[Collection entries]

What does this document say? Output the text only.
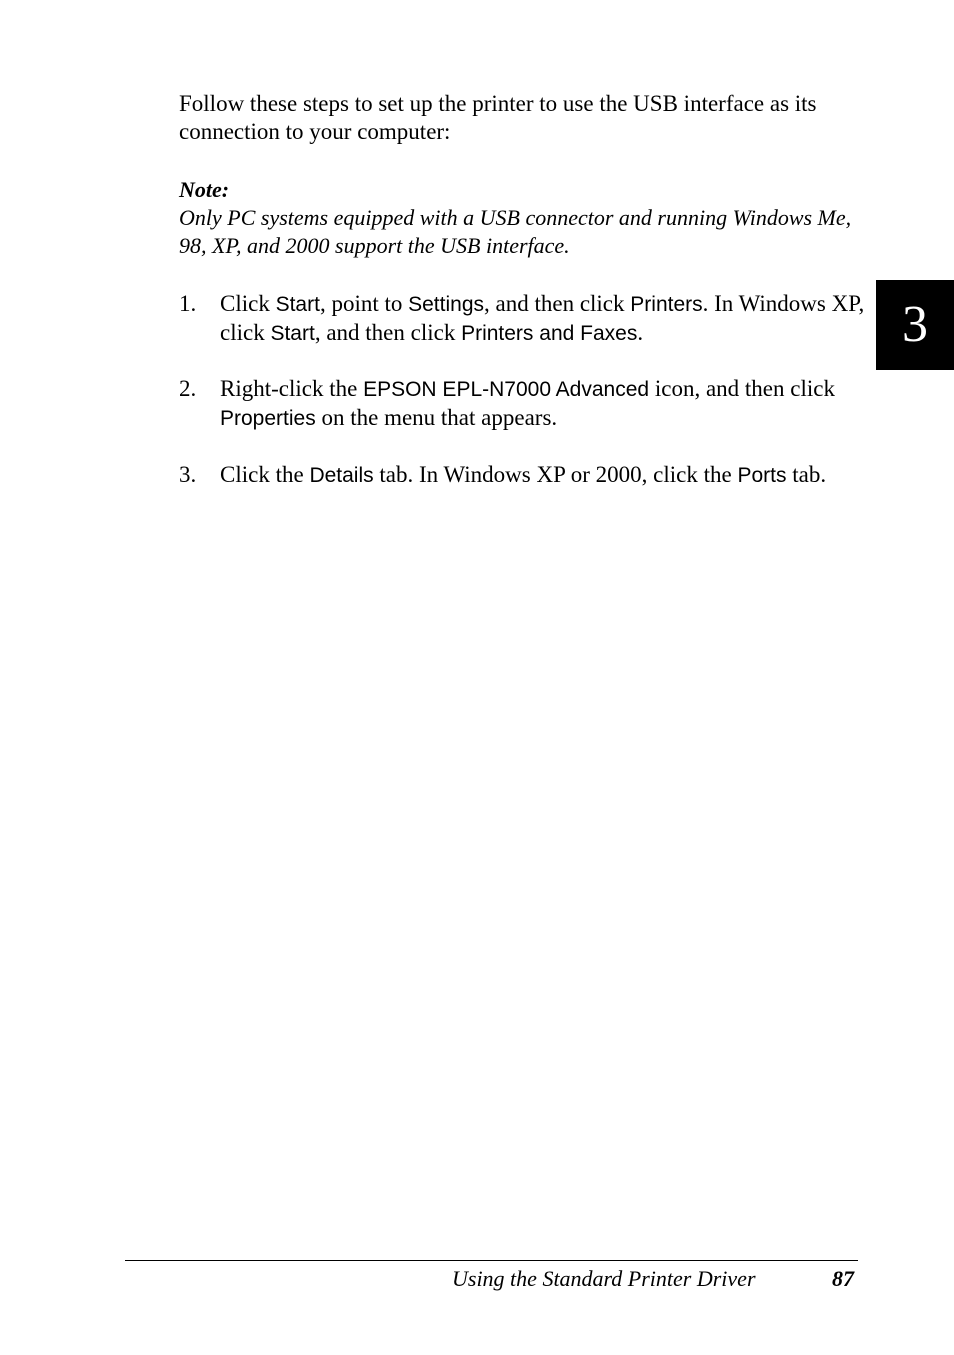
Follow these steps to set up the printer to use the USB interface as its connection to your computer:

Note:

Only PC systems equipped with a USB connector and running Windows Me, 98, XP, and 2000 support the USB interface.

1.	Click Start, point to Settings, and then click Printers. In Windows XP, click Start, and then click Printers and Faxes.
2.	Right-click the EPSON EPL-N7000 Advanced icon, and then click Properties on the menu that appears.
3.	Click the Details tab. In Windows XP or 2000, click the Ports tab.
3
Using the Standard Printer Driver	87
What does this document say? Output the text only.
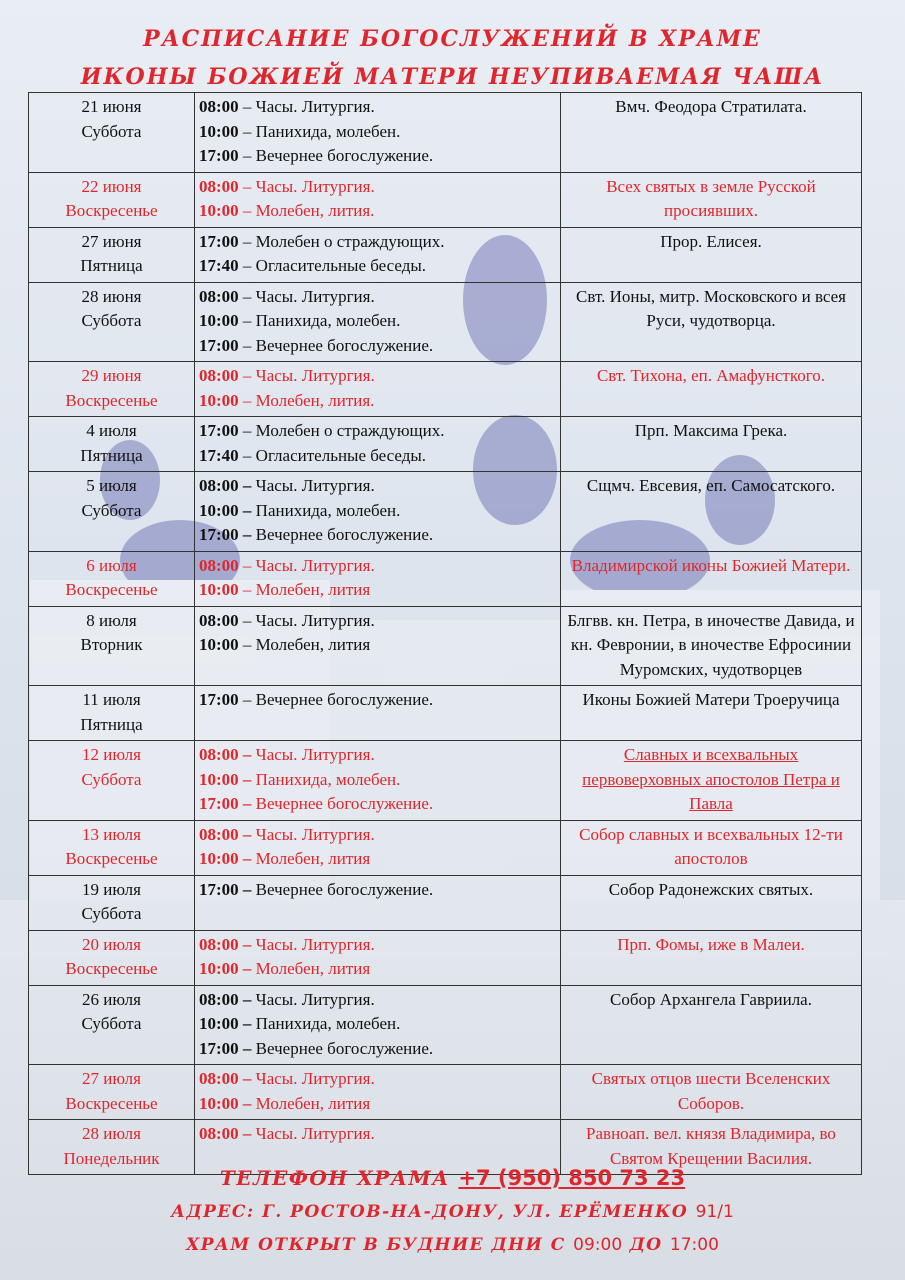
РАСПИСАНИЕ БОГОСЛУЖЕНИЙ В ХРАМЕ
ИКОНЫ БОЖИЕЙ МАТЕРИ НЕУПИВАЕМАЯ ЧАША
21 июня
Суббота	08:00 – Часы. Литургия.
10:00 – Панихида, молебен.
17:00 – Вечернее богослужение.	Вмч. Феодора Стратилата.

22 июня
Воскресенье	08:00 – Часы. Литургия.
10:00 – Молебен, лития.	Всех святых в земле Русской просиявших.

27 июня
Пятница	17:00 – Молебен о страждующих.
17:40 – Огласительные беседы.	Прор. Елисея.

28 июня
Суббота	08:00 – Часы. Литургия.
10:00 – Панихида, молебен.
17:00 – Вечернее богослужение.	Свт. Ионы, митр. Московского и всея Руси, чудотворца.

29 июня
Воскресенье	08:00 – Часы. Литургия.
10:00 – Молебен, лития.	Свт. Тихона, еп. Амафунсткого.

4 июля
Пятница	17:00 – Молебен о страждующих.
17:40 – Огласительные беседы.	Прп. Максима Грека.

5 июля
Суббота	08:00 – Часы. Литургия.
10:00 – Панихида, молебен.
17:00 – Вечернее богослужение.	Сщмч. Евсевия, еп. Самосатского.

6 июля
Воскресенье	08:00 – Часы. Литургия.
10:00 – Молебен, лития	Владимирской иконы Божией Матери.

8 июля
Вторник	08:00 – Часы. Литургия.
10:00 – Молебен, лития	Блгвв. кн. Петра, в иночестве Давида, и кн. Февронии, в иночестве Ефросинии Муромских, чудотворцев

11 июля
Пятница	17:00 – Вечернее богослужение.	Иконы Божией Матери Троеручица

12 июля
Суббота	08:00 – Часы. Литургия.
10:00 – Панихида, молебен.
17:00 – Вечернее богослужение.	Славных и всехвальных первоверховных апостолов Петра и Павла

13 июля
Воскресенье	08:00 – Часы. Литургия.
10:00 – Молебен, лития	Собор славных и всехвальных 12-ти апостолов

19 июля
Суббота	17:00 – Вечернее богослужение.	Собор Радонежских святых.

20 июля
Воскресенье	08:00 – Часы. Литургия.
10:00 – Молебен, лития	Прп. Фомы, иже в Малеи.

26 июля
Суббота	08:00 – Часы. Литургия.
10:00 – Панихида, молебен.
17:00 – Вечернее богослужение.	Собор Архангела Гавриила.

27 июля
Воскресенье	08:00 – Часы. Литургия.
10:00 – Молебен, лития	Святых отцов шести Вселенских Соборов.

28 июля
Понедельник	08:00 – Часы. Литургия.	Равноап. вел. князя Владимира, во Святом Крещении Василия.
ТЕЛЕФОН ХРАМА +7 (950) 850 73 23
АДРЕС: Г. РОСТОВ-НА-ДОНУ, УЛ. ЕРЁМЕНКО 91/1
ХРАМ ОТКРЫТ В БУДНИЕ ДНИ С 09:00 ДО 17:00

==

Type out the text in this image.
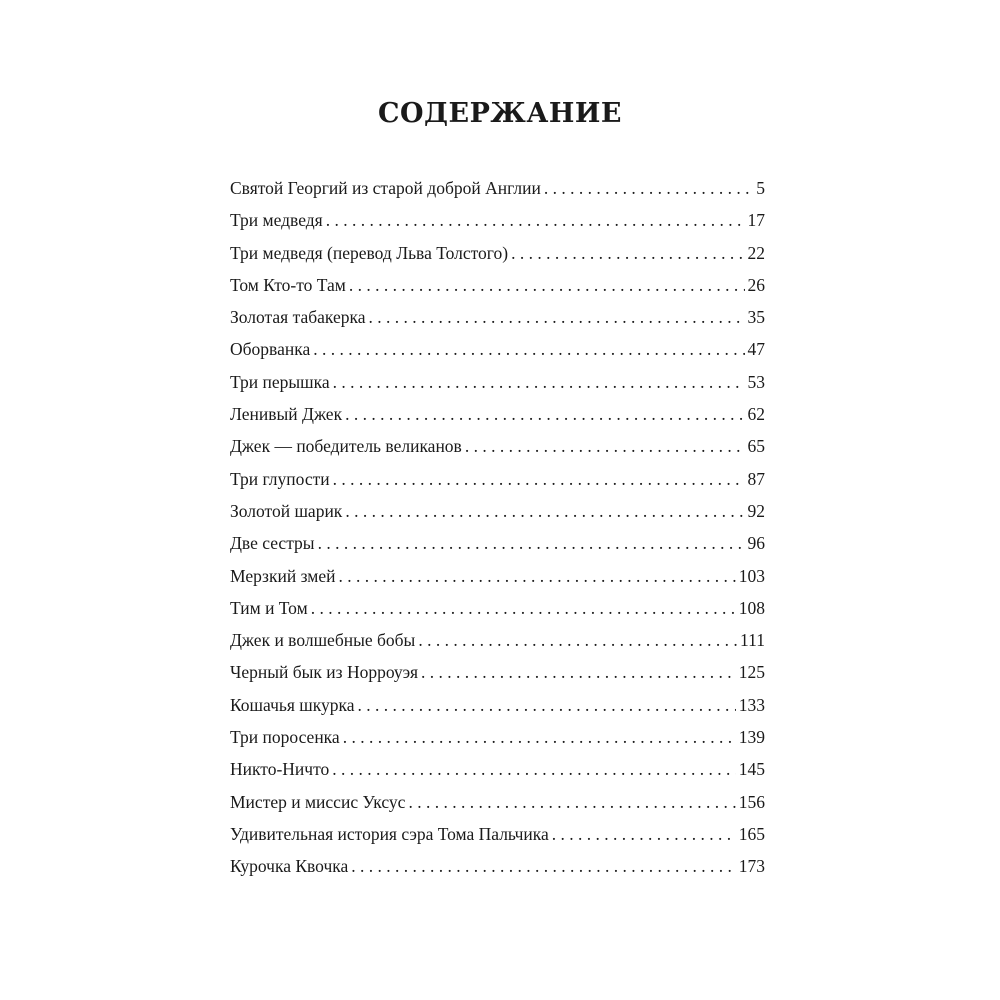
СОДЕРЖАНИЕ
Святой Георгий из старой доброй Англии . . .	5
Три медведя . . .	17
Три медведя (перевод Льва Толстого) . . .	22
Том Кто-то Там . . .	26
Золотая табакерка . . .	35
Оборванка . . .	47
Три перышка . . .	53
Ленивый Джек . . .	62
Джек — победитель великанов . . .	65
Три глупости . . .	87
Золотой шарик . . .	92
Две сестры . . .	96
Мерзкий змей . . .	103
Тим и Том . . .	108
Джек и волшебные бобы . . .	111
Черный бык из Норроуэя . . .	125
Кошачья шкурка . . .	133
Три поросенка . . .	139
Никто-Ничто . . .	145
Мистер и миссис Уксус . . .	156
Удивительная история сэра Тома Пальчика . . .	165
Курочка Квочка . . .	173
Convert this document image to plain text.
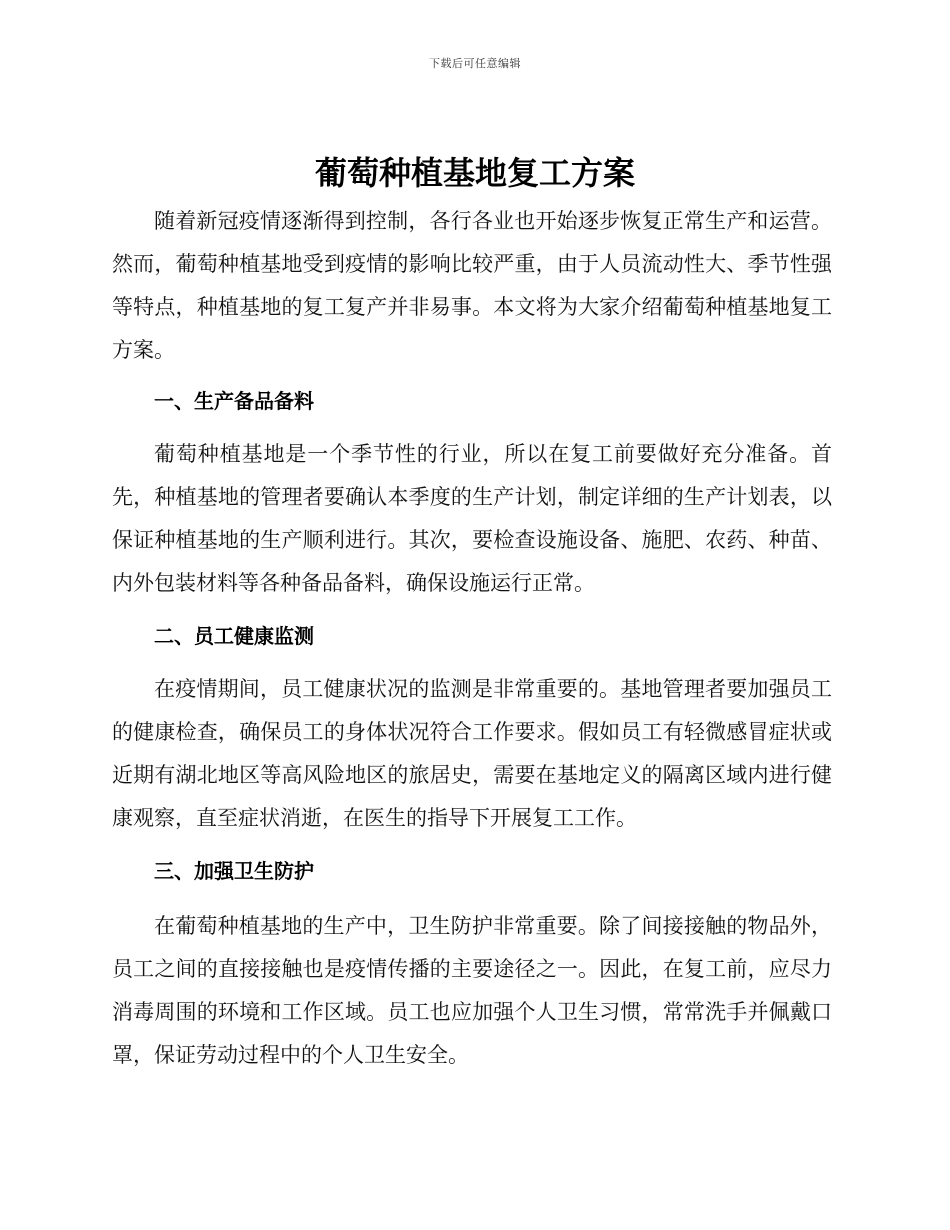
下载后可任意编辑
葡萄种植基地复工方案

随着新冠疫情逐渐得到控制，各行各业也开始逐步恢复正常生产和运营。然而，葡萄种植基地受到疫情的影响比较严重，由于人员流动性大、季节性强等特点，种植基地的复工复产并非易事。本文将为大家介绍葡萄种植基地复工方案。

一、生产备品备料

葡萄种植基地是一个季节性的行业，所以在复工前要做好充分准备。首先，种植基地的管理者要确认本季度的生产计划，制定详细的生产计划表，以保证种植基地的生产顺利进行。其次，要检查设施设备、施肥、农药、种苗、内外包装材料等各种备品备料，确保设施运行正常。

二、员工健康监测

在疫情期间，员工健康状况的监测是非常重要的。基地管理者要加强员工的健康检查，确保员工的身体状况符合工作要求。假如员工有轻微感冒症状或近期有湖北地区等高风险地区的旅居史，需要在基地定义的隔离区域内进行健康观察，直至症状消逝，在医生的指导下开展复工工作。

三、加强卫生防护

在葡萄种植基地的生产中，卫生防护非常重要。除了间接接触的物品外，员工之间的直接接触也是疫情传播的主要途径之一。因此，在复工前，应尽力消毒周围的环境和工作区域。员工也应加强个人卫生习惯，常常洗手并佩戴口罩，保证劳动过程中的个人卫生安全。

--

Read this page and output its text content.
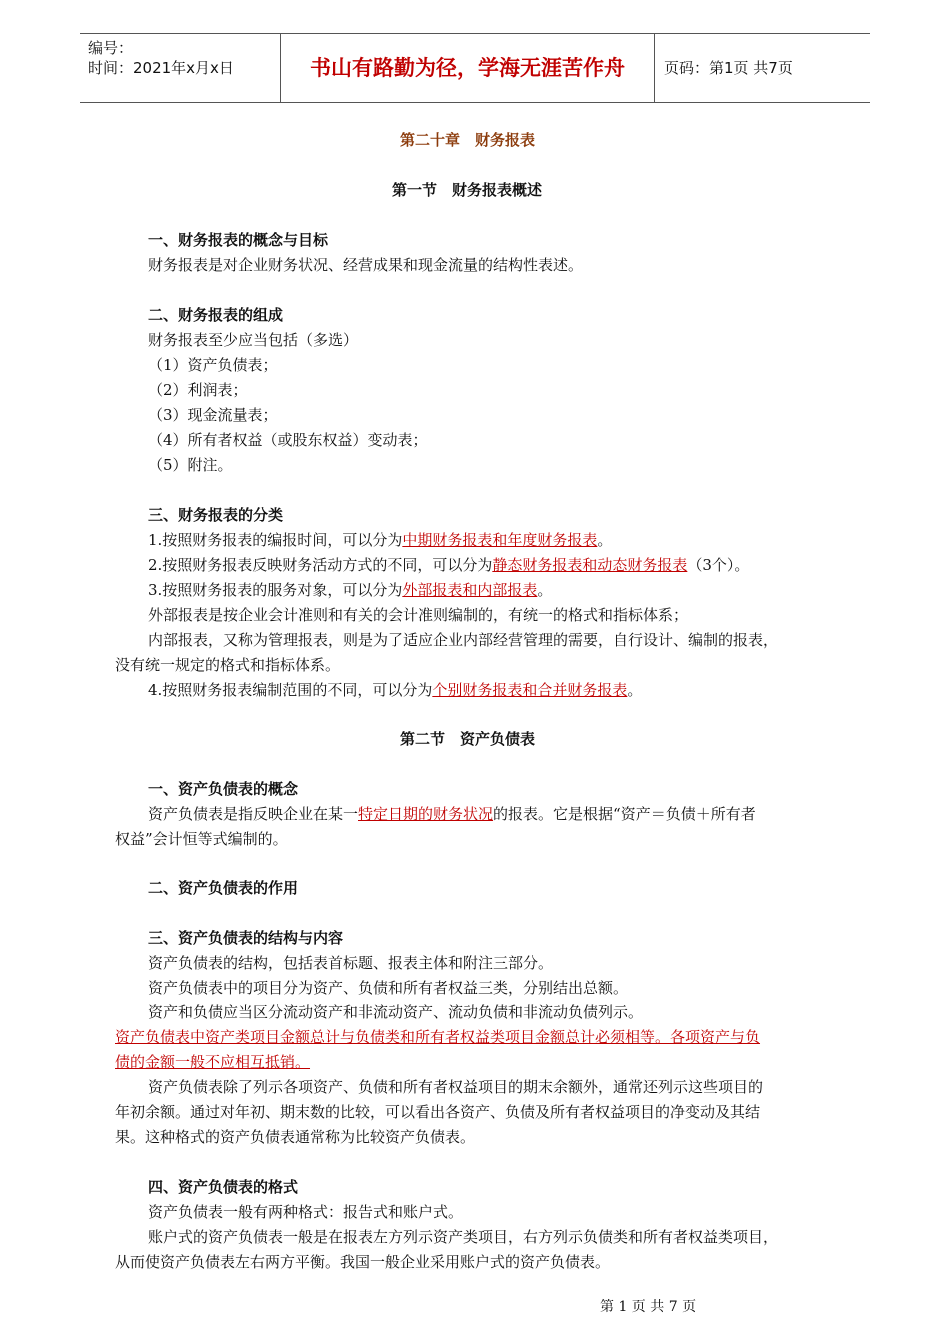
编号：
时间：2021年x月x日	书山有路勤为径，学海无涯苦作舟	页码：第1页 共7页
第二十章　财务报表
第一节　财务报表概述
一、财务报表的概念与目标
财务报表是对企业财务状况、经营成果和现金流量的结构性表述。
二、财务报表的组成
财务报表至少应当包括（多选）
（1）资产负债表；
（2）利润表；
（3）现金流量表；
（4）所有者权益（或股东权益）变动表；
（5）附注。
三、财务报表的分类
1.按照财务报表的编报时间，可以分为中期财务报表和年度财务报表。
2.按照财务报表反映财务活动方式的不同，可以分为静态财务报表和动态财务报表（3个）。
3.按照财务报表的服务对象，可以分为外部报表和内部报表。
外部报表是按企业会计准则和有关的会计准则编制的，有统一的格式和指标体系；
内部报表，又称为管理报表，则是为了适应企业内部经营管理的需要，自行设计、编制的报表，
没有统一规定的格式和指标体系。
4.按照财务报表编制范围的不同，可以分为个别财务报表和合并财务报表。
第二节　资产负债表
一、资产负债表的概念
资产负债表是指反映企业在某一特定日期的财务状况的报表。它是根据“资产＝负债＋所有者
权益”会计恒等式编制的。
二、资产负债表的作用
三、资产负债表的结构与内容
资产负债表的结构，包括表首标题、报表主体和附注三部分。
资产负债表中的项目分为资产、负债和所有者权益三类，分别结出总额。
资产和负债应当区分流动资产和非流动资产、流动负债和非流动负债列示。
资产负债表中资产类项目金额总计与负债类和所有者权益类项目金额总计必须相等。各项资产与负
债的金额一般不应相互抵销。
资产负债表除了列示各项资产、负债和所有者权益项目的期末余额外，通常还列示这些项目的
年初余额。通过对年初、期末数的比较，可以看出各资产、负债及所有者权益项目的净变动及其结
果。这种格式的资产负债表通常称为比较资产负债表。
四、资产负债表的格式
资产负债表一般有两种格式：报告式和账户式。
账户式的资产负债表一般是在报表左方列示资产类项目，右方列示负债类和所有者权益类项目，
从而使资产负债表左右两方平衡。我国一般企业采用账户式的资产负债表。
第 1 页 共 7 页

**WHAT YOU NEED TO DO**
Count the lines that hold the string "Вечернее" and state that number alone.

**THE COMPLETED TASK**
7